**Task requirements:**
Pick out each line containing the string "Friday" and copy it.

### Dataset

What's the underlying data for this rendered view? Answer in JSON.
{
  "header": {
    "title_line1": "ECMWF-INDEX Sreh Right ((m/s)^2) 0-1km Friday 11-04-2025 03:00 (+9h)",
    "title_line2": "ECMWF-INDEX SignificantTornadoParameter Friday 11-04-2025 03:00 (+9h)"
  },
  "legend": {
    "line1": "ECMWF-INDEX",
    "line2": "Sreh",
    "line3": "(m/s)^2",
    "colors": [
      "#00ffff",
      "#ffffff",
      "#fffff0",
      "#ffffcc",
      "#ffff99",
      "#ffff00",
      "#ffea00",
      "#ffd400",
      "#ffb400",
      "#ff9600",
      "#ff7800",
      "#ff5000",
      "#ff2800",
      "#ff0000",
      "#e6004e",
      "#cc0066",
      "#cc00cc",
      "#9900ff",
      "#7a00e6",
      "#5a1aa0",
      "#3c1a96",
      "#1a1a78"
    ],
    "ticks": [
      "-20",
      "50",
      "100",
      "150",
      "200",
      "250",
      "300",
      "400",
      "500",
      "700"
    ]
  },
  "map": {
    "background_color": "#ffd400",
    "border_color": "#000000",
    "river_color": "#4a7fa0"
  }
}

######

**Answer to the task:**
    "title_line1": "ECMWF-INDEX Sreh Right ((m/s)^2) 0-1km Friday 11-04-2025 03:00 (+9h)",
    "title_line2": "ECMWF-INDEX SignificantTornadoParameter Friday 11-04-2025 03:00 (+9h)"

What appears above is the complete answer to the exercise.